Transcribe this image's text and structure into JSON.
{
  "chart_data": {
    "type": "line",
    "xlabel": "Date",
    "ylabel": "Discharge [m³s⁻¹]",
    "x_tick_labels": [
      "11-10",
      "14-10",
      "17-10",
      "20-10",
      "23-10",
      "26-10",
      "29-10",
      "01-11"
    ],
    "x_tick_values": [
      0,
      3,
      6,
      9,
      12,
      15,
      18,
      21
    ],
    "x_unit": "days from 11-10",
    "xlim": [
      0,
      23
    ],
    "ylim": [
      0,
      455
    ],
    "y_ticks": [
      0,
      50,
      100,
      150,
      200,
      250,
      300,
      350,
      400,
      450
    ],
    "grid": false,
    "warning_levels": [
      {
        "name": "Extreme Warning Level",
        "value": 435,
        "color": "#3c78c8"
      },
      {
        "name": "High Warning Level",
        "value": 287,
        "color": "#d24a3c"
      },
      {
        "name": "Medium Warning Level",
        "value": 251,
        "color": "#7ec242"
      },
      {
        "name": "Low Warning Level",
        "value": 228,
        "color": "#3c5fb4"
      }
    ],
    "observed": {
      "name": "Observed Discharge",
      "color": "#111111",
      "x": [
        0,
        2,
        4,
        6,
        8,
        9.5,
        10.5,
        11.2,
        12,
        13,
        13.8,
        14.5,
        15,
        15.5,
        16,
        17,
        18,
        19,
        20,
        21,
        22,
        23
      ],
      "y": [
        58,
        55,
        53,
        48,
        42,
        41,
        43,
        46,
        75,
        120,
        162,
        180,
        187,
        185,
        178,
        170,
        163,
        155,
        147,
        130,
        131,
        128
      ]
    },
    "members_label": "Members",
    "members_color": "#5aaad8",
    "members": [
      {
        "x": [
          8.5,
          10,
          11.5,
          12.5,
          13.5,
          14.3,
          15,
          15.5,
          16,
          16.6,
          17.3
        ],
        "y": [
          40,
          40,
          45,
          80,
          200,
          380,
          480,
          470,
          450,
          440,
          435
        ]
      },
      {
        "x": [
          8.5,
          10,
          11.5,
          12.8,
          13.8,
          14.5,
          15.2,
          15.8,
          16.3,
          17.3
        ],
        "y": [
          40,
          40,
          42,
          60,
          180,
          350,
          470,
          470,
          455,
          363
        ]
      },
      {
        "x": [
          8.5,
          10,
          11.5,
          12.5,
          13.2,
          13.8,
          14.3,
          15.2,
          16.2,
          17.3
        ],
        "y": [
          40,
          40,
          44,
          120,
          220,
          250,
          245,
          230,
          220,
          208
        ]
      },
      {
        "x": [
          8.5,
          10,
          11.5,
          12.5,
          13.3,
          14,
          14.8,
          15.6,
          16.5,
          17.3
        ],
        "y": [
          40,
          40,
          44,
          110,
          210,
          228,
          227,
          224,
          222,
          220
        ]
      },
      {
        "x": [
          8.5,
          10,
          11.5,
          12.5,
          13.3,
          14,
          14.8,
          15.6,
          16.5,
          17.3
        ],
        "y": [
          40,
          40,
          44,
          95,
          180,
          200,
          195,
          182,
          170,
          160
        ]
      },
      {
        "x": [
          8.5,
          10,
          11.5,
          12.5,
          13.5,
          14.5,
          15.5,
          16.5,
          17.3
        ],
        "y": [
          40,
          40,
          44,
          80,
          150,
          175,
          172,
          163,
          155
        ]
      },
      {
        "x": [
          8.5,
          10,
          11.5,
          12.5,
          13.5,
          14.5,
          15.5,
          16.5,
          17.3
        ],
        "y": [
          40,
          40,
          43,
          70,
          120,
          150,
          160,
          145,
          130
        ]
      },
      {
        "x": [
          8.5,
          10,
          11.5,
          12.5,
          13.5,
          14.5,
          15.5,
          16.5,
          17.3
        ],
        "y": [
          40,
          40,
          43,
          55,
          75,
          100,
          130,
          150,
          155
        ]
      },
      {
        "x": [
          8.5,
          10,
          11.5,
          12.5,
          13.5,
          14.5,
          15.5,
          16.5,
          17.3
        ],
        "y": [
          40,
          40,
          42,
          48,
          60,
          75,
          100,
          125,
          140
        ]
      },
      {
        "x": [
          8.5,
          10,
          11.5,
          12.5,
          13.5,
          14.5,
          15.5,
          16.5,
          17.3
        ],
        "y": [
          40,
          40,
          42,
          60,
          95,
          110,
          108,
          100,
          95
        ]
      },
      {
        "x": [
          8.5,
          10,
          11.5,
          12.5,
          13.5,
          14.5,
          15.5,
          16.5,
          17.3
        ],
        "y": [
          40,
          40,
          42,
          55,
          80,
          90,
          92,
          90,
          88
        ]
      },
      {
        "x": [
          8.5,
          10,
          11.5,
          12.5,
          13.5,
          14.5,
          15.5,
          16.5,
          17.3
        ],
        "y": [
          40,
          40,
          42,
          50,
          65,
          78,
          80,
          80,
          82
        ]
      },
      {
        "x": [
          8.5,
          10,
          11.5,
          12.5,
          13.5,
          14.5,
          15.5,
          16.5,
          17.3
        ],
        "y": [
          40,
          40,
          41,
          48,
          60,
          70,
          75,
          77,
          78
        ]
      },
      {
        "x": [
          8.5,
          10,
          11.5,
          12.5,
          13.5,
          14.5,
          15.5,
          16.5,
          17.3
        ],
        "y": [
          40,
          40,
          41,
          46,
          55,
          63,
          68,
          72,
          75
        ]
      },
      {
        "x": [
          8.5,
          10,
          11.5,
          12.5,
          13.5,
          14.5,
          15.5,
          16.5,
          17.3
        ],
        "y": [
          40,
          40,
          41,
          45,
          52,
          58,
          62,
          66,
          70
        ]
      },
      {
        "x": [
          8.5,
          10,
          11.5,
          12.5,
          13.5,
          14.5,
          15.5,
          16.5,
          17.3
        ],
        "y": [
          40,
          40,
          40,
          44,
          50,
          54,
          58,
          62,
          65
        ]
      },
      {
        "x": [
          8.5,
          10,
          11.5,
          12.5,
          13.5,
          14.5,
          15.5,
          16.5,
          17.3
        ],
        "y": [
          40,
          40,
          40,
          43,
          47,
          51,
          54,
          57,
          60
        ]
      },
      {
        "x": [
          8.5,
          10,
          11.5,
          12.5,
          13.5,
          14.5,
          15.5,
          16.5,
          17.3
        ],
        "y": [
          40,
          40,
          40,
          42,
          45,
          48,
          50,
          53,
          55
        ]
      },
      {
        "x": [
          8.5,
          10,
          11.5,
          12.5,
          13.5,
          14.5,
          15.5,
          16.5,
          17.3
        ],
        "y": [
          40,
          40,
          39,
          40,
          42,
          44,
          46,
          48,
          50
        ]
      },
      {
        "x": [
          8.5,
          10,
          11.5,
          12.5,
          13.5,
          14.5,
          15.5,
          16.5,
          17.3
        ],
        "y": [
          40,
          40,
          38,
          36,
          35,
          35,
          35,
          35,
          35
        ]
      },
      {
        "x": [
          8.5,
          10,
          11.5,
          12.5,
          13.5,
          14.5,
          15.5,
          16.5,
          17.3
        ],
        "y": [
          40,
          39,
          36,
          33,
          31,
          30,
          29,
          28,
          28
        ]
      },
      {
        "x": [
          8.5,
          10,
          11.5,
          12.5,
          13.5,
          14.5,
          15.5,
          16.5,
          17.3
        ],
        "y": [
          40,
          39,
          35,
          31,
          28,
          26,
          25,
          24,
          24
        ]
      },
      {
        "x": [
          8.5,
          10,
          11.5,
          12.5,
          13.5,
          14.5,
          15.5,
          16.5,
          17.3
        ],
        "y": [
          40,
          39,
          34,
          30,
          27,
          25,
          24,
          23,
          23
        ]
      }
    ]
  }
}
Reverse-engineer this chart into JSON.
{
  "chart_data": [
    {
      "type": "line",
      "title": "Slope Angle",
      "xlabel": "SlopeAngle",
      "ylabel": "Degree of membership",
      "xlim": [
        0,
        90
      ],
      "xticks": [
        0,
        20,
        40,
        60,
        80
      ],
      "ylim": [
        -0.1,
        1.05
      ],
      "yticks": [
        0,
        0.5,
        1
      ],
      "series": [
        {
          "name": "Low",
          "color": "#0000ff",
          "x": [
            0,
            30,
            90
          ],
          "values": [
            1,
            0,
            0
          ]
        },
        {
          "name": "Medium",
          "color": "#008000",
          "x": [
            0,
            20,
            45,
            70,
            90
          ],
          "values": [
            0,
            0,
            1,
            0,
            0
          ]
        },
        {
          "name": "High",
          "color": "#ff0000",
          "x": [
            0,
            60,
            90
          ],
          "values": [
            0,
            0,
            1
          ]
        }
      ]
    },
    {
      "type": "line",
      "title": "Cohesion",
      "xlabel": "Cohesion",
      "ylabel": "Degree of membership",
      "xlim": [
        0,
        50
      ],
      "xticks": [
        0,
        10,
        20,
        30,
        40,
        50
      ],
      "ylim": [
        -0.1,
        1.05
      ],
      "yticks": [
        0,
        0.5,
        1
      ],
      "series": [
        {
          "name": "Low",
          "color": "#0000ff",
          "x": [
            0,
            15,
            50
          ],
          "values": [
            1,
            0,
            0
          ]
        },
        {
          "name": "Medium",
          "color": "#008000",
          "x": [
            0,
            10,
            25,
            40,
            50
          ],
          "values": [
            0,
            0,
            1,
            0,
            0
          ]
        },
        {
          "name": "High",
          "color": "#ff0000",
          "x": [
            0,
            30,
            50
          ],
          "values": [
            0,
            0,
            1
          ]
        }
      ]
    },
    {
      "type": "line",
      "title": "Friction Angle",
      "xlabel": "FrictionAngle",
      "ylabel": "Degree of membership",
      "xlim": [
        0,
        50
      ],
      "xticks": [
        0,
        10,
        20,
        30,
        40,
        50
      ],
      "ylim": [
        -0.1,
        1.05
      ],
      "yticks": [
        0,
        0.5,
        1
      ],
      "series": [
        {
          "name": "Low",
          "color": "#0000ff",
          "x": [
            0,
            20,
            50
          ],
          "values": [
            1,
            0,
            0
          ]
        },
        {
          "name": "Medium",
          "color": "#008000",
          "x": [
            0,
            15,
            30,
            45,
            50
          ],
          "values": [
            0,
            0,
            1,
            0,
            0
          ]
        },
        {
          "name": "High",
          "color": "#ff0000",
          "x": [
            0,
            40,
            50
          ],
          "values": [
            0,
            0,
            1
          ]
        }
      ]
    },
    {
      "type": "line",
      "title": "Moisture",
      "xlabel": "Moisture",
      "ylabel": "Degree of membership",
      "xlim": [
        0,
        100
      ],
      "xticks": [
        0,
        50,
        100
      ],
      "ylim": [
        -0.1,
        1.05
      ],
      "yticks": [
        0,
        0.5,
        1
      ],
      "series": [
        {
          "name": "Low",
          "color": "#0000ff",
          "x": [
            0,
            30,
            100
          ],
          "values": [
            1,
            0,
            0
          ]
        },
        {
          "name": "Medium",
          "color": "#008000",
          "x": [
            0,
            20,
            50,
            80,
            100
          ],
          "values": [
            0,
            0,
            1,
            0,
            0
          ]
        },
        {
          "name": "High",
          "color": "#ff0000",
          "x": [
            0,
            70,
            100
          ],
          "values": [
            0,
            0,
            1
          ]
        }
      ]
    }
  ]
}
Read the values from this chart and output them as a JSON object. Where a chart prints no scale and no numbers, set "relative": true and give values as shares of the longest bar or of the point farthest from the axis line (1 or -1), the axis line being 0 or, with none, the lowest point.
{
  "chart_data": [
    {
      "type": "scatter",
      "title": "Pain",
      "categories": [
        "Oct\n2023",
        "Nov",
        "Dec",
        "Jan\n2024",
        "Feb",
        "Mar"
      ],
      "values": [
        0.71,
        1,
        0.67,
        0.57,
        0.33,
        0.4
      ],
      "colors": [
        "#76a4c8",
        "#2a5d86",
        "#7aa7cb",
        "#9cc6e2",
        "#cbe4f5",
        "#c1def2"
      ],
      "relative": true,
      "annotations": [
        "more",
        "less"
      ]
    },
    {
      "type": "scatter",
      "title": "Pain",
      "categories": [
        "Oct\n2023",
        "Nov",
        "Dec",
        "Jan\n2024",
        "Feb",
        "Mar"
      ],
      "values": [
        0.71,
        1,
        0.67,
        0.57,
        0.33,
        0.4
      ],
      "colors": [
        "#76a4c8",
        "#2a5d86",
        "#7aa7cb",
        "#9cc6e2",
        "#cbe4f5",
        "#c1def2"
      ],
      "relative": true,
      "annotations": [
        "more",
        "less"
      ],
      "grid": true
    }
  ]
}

» Prompt: In the records above, find the lines containing "JSON" and copy them.

» Answer to the task:
Transcribe this image's text and structure into JSON.
Reverse-engineer this chart into JSON.
Read the values from this chart and output them as a JSON object. Where a chart prints no scale and no numbers, set "relative": true and give values as shares of the longest bar or of the point farthest from the axis line (1 or -1), the axis line being 0 or, with none, the lowest point.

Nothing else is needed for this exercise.